Work to do:
Give a verbatim copy of the lines below, minus the pictures.

Data in this exercise:
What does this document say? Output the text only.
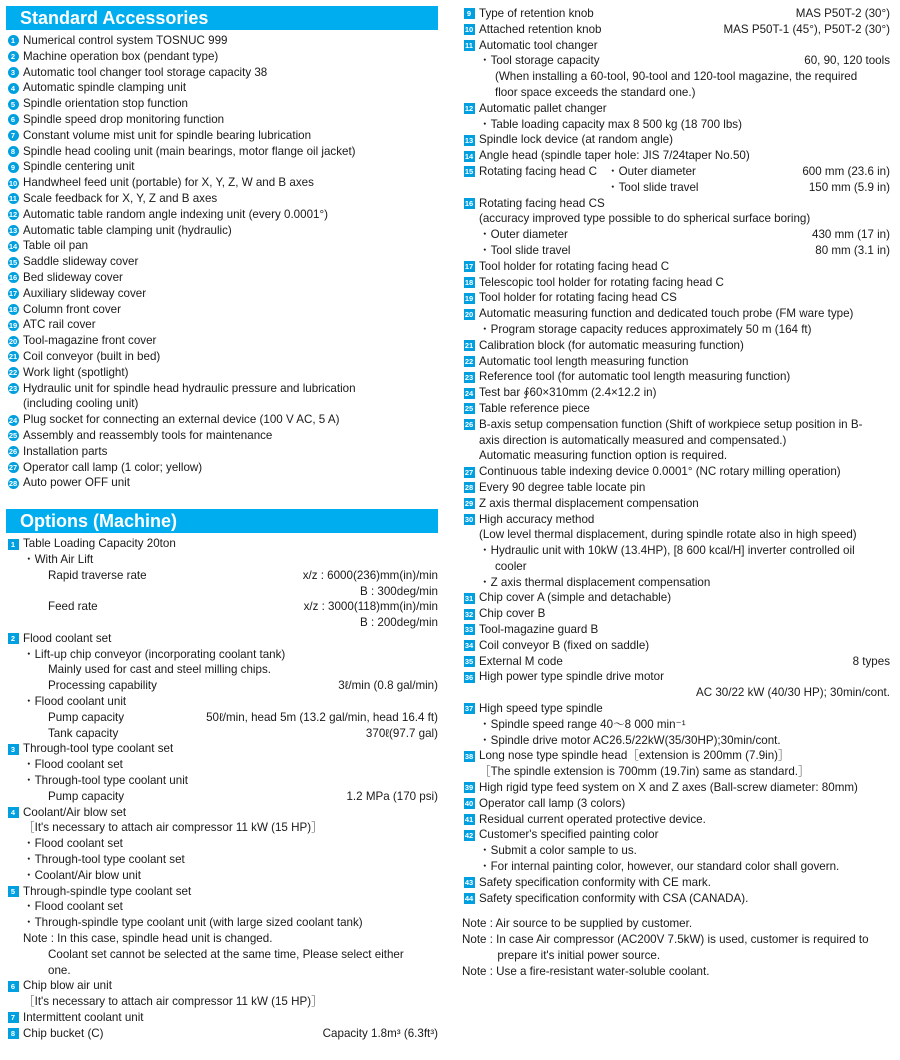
Standard Accessories
1 Numerical control system TOSNUC 999
2 Machine operation box (pendant type)
3 Automatic tool changer tool storage capacity 38
4 Automatic spindle clamping unit
5 Spindle orientation stop function
6 Spindle speed drop monitoring function
7 Constant volume mist unit for spindle bearing lubrication
8 Spindle head cooling unit (main bearings, motor flange oil jacket)
9 Spindle centering unit
10 Handwheel feed unit (portable) for X, Y, Z, W and B axes
11 Scale feedback for X, Y, Z and B axes
12 Automatic table random angle indexing unit (every 0.0001°)
13 Automatic table clamping unit (hydraulic)
14 Table oil pan
15 Saddle slideway cover
16 Bed slideway cover
17 Auxiliary slideway cover
18 Column front cover
19 ATC rail cover
20 Tool-magazine front cover
21 Coil conveyor (built in bed)
22 Work light (spotlight)
23 Hydraulic unit for spindle head hydraulic pressure and lubrication
(including cooling unit)
24 Plug socket for connecting an external device (100 V AC, 5 A)
25 Assembly and reassembly tools for maintenance
26 Installation parts
27 Operator call lamp (1 color; yellow)
28 Auto power OFF unit
Options (Machine)
1 Table Loading Capacity 20ton
・With Air Lift
Rapid traverse rate	x/z : 6000(236)mm(in)/min
B : 300deg/min
Feed rate	x/z : 3000(118)mm(in)/min
B : 200deg/min
2 Flood coolant set
・Lift-up chip conveyor (incorporating coolant tank)
Mainly used for cast and steel milling chips.
Processing capability	3ℓ/min (0.8 gal/min)
・Flood coolant unit
Pump capacity	50ℓ/min, head 5m (13.2 gal/min, head 16.4 ft)
Tank capacity	370ℓ(97.7 gal)
3 Through-tool type coolant set
・Flood coolant set
・Through-tool type coolant unit
Pump capacity	1.2 MPa (170 psi)
4 Coolant/Air blow set
［It's necessary to attach air compressor 11 kW (15 HP)］
・Flood coolant set
・Through-tool type coolant set
・Coolant/Air blow unit
5 Through-spindle type coolant set
・Flood coolant set
・Through-spindle type coolant unit (with large sized coolant tank)
Note : In this case, spindle head unit is changed.
Coolant set cannot be selected at the same time, Please select either
one.
6 Chip blow air unit
［It's necessary to attach air compressor 11 kW (15 HP)］
7 Intermittent coolant unit
8 Chip bucket (C)	Capacity 1.8m³ (6.3ft³)
9 Type of retention knob	MAS P50T-2 (30°)
10 Attached retention knob	MAS P50T-1 (45°), P50T-2 (30°)
11 Automatic tool changer
・Tool storage capacity	60, 90, 120 tools
(When installing a 60-tool, 90-tool and 120-tool magazine, the required
floor space exceeds the standard one.)
12 Automatic pallet changer
・Table loading capacity max 8 500 kg (18 700 lbs)
13 Spindle lock device (at random angle)
14 Angle head (spindle taper hole: JIS 7/24taper No.50)
15 Rotating facing head C ・Outer diameter	600 mm (23.6 in)
・Tool slide travel	150 mm (5.9 in)
16 Rotating facing head CS
(accuracy improved type possible to do spherical surface boring)
・Outer diameter	430 mm (17 in)
・Tool slide travel	80 mm (3.1 in)
17 Tool holder for rotating facing head C
18 Telescopic tool holder for rotating facing head C
19 Tool holder for rotating facing head CS
20 Automatic measuring function and dedicated touch probe (FM ware type)
・Program storage capacity reduces approximately 50 m (164 ft)
21 Calibration block (for automatic measuring function)
22 Automatic tool length measuring function
23 Reference tool (for automatic tool length measuring function)
24 Test bar ∮60×310mm (2.4×12.2 in)
25 Table reference piece
26 B-axis setup compensation function (Shift of workpiece setup position in B-
axis direction is automatically measured and compensated.)
Automatic measuring function option is required.
27 Continuous table indexing device 0.0001° (NC rotary milling operation)
28 Every 90 degree table locate pin
29 Z axis thermal displacement compensation
30 High accuracy method
(Low level thermal displacement, during spindle rotate also in high speed)
・Hydraulic unit with 10kW (13.4HP), [8 600 kcal/H] inverter controlled oil
cooler
・Z axis thermal displacement compensation
31 Chip cover A (simple and detachable)
32 Chip cover B
33 Tool-magazine guard B
34 Coil conveyor B (fixed on saddle)
35 External M code	8 types
36 High power type spindle drive motor
AC 30/22 kW (40/30 HP); 30min/cont.
37 High speed type spindle
・Spindle speed range 40～8 000 min⁻¹
・Spindle drive motor AC26.5/22kW(35/30HP);30min/cont.
38 Long nose type spindle head［extension is 200mm (7.9in)］
［The spindle extension is 700mm (19.7in) same as standard.］
39 High rigid type feed system on X and Z axes (Ball-screw diameter: 80mm)
40 Operator call lamp (3 colors)
41 Residual current operated protective device.
42 Customer's specified painting color
・Submit a color sample to us.
・For internal painting color, however, our standard color shall govern.
43 Safety specification conformity with CE mark.
44 Safety specification conformity with CSA (CANADA).
Note : Air source to be supplied by customer.
Note : In case Air compressor (AC200V 7.5kW) is used, customer is required to
prepare it's initial power source.
Note : Use a fire-resistant water-soluble coolant.
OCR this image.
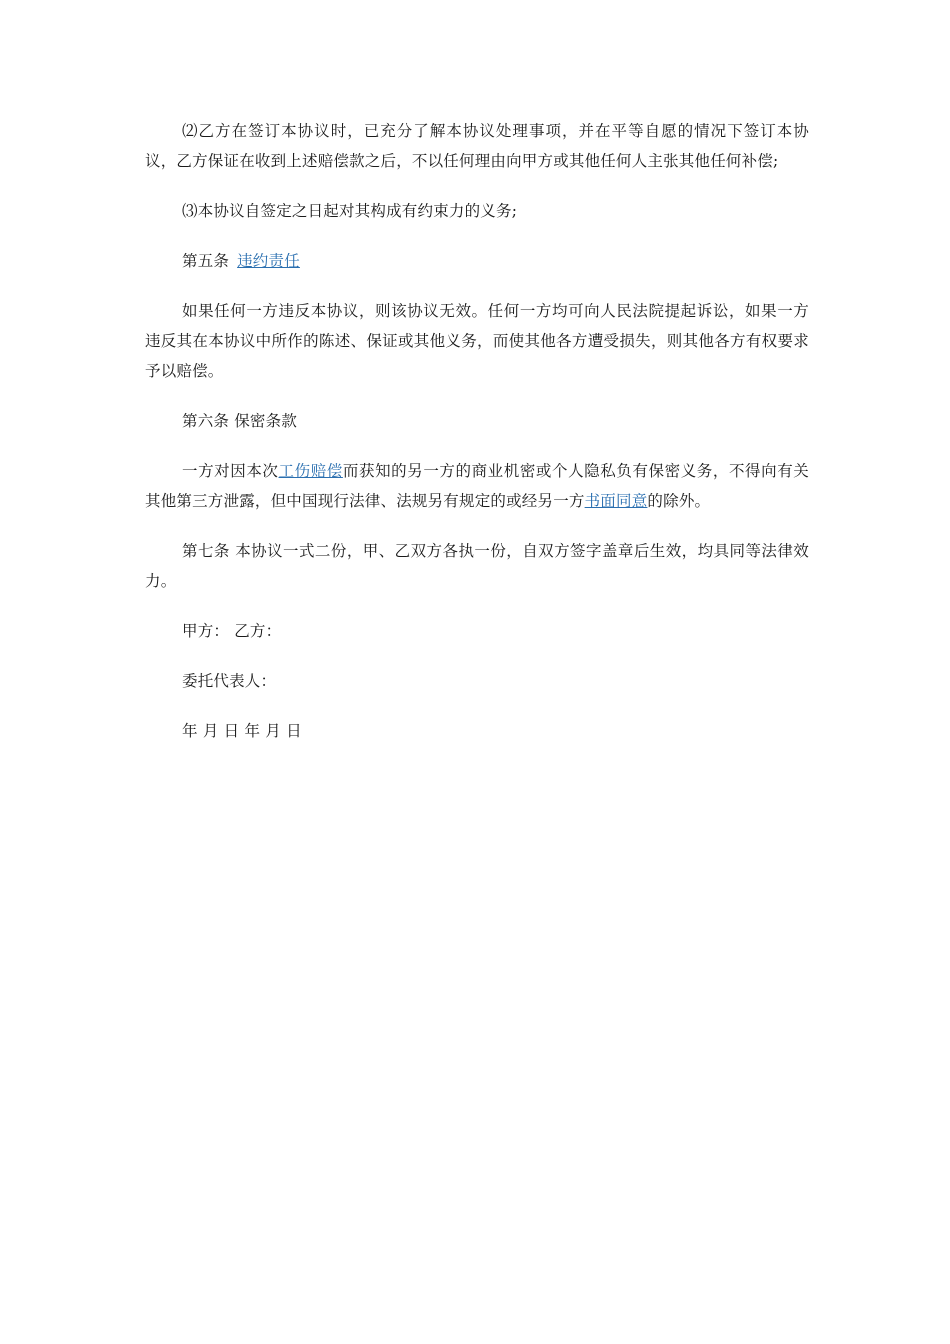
⑵乙方在签订本协议时，已充分了解本协议处理事项，并在平等自愿的情况下签订本协议，乙方保证在收到上述赔偿款之后，不以任何理由向甲方或其他任何人主张其他任何补偿;

⑶本协议自签定之日起对其构成有约束力的义务;

第五条 违约责任

如果任何一方违反本协议，则该协议无效。任何一方均可向人民法院提起诉讼，如果一方违反其在本协议中所作的陈述、保证或其他义务，而使其他各方遭受损失，则其他各方有权要求予以赔偿。

第六条 保密条款

一方对因本次工伤赔偿而获知的另一方的商业机密或个人隐私负有保密义务，不得向有关其他第三方泄露，但中国现行法律、法规另有规定的或经另一方书面同意的除外。

第七条 本协议一式二份，甲、乙双方各执一份，自双方签字盖章后生效，均具同等法律效力。

甲方： 乙方：

委托代表人：

年 月 日 年 月 日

Task output:
What does this document say? Output the text only.
Standard Accessories
1 Numerical control system TOSNUC 999
2 Machine operation box (pendant type)
3 Automatic tool changer tool storage capacity 38
4 Automatic spindle clamping unit
5 Spindle orientation stop function
6 Spindle speed drop monitoring function
7 Constant volume mist unit for spindle bearing lubrication
8 Spindle head cooling unit (main bearings, motor flange oil jacket)
9 Spindle centering unit
10 Handwheel feed unit (portable) for X, Y, Z, W and B axes
11 Scale feedback for X, Y, Z and B axes
12 Automatic table random angle indexing unit (every 0.0001°)
13 Automatic table clamping unit (hydraulic)
14 Table oil pan
15 Saddle slideway cover
16 Bed slideway cover
17 Auxiliary slideway cover
18 Column front cover
19 ATC rail cover
20 Tool-magazine front cover
21 Coil conveyor (built in bed)
22 Work light (spotlight)
23 Hydraulic unit for spindle head hydraulic pressure and lubrication
(including cooling unit)
24 Plug socket for connecting an external device (100 V AC, 5 A)
25 Assembly and reassembly tools for maintenance
26 Installation parts
27 Operator call lamp (1 color; yellow)
28 Auto power OFF unit
Options (Machine)
1 Table Loading Capacity 20ton
・With Air Lift
Rapid traverse rate	x/z : 6000(236)mm(in)/min
B : 300deg/min
Feed rate	x/z : 3000(118)mm(in)/min
B : 200deg/min
2 Flood coolant set
・Lift-up chip conveyor (incorporating coolant tank)
Mainly used for cast and steel milling chips.
Processing capability	3ℓ/min (0.8 gal/min)
・Flood coolant unit
Pump capacity	50ℓ/min, head 5m (13.2 gal/min, head 16.4 ft)
Tank capacity	370ℓ(97.7 gal)
3 Through-tool type coolant set
・Flood coolant set
・Through-tool type coolant unit
Pump capacity	1.2 MPa (170 psi)
4 Coolant/Air blow set
［It's necessary to attach air compressor 11 kW (15 HP)］
・Flood coolant set
・Through-tool type coolant set
・Coolant/Air blow unit
5 Through-spindle type coolant set
・Flood coolant set
・Through-spindle type coolant unit (with large sized coolant tank)
Note : In this case, spindle head unit is changed.
Coolant set cannot be selected at the same time, Please select either
one.
6 Chip blow air unit
［It's necessary to attach air compressor 11 kW (15 HP)］
7 Intermittent coolant unit
8 Chip bucket (C)	Capacity 1.8m³ (6.3ft³)
9 Type of retention knob	MAS P50T-2 (30°)
10 Attached retention knob	MAS P50T-1 (45°), P50T-2 (30°)
11 Automatic tool changer
・Tool storage capacity	60, 90, 120 tools
(When installing a 60-tool, 90-tool and 120-tool magazine, the required
floor space exceeds the standard one.)
12 Automatic pallet changer
・Table loading capacity max 8 500 kg (18 700 lbs)
13 Spindle lock device (at random angle)
14 Angle head (spindle taper hole: JIS 7/24taper No.50)
15 Rotating facing head C ・Outer diameter	600 mm (23.6 in)
・Tool slide travel	150 mm (5.9 in)
16 Rotating facing head CS
(accuracy improved type possible to do spherical surface boring)
・Outer diameter	430 mm (17 in)
・Tool slide travel	80 mm (3.1 in)
17 Tool holder for rotating facing head C
18 Telescopic tool holder for rotating facing head C
19 Tool holder for rotating facing head CS
20 Automatic measuring function and dedicated touch probe (FM ware type)
・Program storage capacity reduces approximately 50 m (164 ft)
21 Calibration block (for automatic measuring function)
22 Automatic tool length measuring function
23 Reference tool (for automatic tool length measuring function)
24 Test bar ∮60×310mm (2.4×12.2 in)
25 Table reference piece
26 B-axis setup compensation function (Shift of workpiece setup position in B-
axis direction is automatically measured and compensated.)
Automatic measuring function option is required.
27 Continuous table indexing device 0.0001° (NC rotary milling operation)
28 Every 90 degree table locate pin
29 Z axis thermal displacement compensation
30 High accuracy method
(Low level thermal displacement, during spindle rotate also in high speed)
・Hydraulic unit with 10kW (13.4HP), [8 600 kcal/H] inverter controlled oil
cooler
・Z axis thermal displacement compensation
31 Chip cover A (simple and detachable)
32 Chip cover B
33 Tool-magazine guard B
34 Coil conveyor B (fixed on saddle)
35 External M code	8 types
36 High power type spindle drive motor
AC 30/22 kW (40/30 HP); 30min/cont.
37 High speed type spindle
・Spindle speed range 40～8 000 min⁻¹
・Spindle drive motor AC26.5/22kW(35/30HP);30min/cont.
38 Long nose type spindle head［extension is 200mm (7.9in)］
［The spindle extension is 700mm (19.7in) same as standard.］
39 High rigid type feed system on X and Z axes (Ball-screw diameter: 80mm)
40 Operator call lamp (3 colors)
41 Residual current operated protective device.
42 Customer's specified painting color
・Submit a color sample to us.
・For internal painting color, however, our standard color shall govern.
43 Safety specification conformity with CE mark.
44 Safety specification conformity with CSA (CANADA).
Note : Air source to be supplied by customer.
Note : In case Air compressor (AC200V 7.5kW) is used, customer is required to
prepare it's initial power source.
Note : Use a fire-resistant water-soluble coolant.
OCR this image.
⑵乙方在签订本协议时，已充分了解本协议处理事项，并在平等自愿的情况下签订本协议，乙方保证在收到上述赔偿款之后，不以任何理由向甲方或其他任何人主张其他任何补偿;

⑶本协议自签定之日起对其构成有约束力的义务;

第五条 违约责任

如果任何一方违反本协议，则该协议无效。任何一方均可向人民法院提起诉讼，如果一方违反其在本协议中所作的陈述、保证或其他义务，而使其他各方遭受损失，则其他各方有权要求予以赔偿。

第六条 保密条款

一方对因本次工伤赔偿而获知的另一方的商业机密或个人隐私负有保密义务，不得向有关其他第三方泄露，但中国现行法律、法规另有规定的或经另一方书面同意的除外。

第七条 本协议一式二份，甲、乙双方各执一份，自双方签字盖章后生效，均具同等法律效力。

甲方： 乙方：

委托代表人：

年 月 日 年 月 日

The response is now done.